### What is asked
In the records below, find each line containing the word "design" and copy it.

### Records for the task
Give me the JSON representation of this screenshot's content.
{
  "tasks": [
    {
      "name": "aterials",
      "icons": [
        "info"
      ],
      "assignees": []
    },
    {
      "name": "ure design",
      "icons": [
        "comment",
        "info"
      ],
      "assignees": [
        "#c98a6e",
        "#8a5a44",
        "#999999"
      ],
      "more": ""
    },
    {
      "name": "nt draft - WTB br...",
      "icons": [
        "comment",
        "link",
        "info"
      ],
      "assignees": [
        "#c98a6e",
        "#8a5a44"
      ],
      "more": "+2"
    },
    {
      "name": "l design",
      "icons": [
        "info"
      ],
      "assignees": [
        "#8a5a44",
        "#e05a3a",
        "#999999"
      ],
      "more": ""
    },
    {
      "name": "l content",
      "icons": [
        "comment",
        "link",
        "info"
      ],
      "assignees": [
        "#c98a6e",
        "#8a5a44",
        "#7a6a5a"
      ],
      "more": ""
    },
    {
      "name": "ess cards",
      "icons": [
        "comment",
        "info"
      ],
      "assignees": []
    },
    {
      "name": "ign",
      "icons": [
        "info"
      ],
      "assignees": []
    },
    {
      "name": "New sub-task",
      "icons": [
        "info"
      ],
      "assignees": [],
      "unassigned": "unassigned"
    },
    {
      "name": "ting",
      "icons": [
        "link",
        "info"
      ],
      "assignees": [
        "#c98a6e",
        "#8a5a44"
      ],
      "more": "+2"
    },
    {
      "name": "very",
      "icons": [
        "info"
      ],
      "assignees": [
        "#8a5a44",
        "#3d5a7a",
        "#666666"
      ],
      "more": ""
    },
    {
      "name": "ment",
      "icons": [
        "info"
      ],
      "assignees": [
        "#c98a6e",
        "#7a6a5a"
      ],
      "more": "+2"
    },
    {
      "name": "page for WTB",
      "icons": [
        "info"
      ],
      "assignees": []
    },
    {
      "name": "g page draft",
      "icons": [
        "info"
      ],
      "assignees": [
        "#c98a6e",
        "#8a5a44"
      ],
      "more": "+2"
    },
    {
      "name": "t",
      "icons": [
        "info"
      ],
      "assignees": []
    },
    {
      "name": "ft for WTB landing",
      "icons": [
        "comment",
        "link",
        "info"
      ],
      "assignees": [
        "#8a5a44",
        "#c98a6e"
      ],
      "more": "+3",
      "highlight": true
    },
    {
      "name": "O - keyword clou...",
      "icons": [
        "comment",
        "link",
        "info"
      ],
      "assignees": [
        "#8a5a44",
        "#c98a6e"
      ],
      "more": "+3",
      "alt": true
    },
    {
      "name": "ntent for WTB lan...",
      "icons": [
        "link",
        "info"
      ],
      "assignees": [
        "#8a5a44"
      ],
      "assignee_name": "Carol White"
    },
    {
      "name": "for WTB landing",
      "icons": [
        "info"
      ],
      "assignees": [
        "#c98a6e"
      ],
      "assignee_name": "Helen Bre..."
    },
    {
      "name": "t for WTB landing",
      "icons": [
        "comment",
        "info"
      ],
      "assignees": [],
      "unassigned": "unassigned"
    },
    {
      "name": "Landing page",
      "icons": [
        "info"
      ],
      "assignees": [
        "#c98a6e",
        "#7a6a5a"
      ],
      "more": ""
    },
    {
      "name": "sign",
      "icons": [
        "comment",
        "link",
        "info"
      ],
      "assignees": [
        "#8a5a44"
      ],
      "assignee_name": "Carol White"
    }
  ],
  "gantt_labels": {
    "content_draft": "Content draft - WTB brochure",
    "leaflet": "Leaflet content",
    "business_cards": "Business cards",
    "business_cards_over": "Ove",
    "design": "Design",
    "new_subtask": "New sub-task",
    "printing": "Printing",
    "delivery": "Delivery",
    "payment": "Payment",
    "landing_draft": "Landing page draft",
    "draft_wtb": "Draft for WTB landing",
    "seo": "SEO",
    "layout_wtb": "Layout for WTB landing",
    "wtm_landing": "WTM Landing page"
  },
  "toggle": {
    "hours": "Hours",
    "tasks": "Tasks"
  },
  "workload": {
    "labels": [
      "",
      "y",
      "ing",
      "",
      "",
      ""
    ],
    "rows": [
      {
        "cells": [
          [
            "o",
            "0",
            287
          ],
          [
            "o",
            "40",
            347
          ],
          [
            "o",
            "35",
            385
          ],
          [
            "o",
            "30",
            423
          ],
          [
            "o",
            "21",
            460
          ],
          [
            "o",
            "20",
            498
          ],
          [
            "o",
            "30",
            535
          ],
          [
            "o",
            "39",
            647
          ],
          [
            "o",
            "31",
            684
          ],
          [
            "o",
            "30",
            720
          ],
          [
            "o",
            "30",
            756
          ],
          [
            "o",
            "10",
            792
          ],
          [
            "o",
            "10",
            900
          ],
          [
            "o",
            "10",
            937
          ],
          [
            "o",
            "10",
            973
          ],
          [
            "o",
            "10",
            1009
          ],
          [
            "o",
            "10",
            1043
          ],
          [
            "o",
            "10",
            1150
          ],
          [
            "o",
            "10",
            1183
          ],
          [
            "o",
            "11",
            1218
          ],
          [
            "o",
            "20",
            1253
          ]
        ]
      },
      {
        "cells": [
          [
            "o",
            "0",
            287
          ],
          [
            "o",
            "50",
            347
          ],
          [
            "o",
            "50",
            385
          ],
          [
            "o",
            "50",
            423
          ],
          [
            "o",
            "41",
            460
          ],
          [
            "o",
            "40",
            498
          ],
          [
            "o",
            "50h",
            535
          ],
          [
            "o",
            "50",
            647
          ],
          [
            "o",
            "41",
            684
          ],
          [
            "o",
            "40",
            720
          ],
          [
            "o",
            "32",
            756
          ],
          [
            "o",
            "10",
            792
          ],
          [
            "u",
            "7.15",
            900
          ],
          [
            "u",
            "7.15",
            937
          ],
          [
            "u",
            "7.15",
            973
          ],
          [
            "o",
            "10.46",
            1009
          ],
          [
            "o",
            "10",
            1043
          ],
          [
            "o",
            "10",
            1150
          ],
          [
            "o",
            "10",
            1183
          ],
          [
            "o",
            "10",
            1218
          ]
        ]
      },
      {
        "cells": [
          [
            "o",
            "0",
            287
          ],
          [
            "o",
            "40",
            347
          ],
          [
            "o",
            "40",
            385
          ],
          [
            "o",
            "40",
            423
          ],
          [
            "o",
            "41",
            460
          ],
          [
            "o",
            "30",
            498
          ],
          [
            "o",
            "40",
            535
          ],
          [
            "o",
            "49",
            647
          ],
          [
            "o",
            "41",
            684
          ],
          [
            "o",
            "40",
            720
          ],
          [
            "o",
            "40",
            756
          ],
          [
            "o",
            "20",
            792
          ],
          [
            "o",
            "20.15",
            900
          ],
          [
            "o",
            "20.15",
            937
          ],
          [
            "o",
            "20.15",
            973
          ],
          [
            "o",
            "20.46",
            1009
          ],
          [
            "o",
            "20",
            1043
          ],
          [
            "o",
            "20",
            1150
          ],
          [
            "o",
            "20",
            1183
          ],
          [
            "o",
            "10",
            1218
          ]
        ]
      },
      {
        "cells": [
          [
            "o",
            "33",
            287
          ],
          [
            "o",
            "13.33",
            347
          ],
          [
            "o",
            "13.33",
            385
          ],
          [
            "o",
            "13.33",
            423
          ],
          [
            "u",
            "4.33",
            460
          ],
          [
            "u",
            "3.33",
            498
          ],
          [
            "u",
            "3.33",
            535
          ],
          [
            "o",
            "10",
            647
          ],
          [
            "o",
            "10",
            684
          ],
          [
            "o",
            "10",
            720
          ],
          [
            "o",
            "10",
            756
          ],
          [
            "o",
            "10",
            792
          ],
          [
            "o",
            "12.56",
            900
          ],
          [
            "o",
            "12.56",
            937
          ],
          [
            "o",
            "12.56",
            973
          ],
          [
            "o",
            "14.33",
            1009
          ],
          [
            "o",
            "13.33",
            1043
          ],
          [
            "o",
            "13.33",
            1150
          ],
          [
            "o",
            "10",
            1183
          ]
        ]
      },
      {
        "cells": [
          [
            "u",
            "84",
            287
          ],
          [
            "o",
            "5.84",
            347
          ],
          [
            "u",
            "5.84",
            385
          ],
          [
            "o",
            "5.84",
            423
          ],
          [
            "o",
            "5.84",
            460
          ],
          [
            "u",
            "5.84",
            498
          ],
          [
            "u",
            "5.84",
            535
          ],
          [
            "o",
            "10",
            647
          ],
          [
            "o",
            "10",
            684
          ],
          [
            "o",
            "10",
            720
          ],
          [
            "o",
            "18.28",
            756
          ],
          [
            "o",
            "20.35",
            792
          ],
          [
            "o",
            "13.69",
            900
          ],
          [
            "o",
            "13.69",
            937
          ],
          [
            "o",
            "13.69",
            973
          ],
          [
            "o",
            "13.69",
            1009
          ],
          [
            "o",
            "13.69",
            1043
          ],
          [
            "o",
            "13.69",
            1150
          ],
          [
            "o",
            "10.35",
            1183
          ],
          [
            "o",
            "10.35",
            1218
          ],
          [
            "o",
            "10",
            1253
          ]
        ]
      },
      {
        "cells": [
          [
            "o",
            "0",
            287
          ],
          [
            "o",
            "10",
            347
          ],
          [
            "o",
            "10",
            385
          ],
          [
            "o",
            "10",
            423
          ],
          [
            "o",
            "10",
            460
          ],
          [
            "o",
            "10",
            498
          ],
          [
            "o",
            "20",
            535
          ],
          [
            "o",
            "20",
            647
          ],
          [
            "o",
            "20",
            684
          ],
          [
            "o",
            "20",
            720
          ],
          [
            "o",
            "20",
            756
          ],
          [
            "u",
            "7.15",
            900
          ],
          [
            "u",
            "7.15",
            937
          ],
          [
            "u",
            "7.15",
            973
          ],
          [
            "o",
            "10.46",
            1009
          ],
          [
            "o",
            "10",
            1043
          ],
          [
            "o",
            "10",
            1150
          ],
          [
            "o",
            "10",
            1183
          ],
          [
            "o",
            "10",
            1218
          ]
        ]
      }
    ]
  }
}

### Full output
      "name": "ure design",
      "name": "l design",
    "design": "Design",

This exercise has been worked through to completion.